> [RECORDS PROVIDED]:
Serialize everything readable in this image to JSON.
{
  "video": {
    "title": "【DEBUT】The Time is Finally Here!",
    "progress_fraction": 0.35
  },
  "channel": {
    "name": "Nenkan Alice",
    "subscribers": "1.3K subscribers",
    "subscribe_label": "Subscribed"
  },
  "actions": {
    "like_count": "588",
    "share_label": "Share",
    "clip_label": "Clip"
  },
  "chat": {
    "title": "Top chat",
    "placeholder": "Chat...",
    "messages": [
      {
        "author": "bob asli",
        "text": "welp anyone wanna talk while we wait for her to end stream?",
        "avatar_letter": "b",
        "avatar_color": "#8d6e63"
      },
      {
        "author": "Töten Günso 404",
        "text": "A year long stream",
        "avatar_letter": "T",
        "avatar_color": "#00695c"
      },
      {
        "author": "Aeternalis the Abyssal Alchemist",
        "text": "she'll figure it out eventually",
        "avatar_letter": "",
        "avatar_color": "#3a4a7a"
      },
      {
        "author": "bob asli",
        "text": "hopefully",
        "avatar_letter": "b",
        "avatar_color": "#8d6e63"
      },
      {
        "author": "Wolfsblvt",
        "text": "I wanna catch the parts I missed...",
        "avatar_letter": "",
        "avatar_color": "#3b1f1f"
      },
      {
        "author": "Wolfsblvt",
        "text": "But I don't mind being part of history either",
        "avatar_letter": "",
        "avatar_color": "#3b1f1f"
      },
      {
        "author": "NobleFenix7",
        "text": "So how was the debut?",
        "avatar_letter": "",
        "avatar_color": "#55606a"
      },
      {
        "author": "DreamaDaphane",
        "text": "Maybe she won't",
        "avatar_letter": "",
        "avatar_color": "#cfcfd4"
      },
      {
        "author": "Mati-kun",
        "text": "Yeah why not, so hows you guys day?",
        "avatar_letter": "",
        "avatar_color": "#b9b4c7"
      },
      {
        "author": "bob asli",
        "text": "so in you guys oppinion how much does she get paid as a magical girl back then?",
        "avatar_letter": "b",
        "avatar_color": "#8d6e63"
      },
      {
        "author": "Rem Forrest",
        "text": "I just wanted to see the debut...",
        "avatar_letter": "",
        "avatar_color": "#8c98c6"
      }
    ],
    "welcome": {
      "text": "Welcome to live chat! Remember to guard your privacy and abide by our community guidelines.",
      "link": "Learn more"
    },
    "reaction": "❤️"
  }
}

> [PROBLEM DESCRIPTION]:
Please repeat the listing above in full and exactly.

> [SOLUTION TO THE PROBLEM]:
Serialize everything readable in this image to JSON.
{
  "video": {
    "title": "【DEBUT】The Time is Finally Here!",
    "progress_fraction": 0.35
  },
  "channel": {
    "name": "Nenkan Alice",
    "subscribers": "1.3K subscribers",
    "subscribe_label": "Subscribed"
  },
  "actions": {
    "like_count": "588",
    "share_label": "Share",
    "clip_label": "Clip"
  },
  "chat": {
    "title": "Top chat",
    "placeholder": "Chat...",
    "messages": [
      {
        "author": "bob asli",
        "text": "welp anyone wanna talk while we wait for her to end stream?",
        "avatar_letter": "b",
        "avatar_color": "#8d6e63"
      },
      {
        "author": "Töten Günso 404",
        "text": "A year long stream",
        "avatar_letter": "T",
        "avatar_color": "#00695c"
      },
      {
        "author": "Aeternalis the Abyssal Alchemist",
        "text": "she'll figure it out eventually",
        "avatar_letter": "",
        "avatar_color": "#3a4a7a"
      },
      {
        "author": "bob asli",
        "text": "hopefully",
        "avatar_letter": "b",
        "avatar_color": "#8d6e63"
      },
      {
        "author": "Wolfsblvt",
        "text": "I wanna catch the parts I missed...",
        "avatar_letter": "",
        "avatar_color": "#3b1f1f"
      },
      {
        "author": "Wolfsblvt",
        "text": "But I don't mind being part of history either",
        "avatar_letter": "",
        "avatar_color": "#3b1f1f"
      },
      {
        "author": "NobleFenix7",
        "text": "So how was the debut?",
        "avatar_letter": "",
        "avatar_color": "#55606a"
      },
      {
        "author": "DreamaDaphane",
        "text": "Maybe she won't",
        "avatar_letter": "",
        "avatar_color": "#cfcfd4"
      },
      {
        "author": "Mati-kun",
        "text": "Yeah why not, so hows you guys day?",
        "avatar_letter": "",
        "avatar_color": "#b9b4c7"
      },
      {
        "author": "bob asli",
        "text": "so in you guys oppinion how much does she get paid as a magical girl back then?",
        "avatar_letter": "b",
        "avatar_color": "#8d6e63"
      },
      {
        "author": "Rem Forrest",
        "text": "I just wanted to see the debut...",
        "avatar_letter": "",
        "avatar_color": "#8c98c6"
      }
    ],
    "welcome": {
      "text": "Welcome to live chat! Remember to guard your privacy and abide by our community guidelines.",
      "link": "Learn more"
    },
    "reaction": "❤️"
  }
}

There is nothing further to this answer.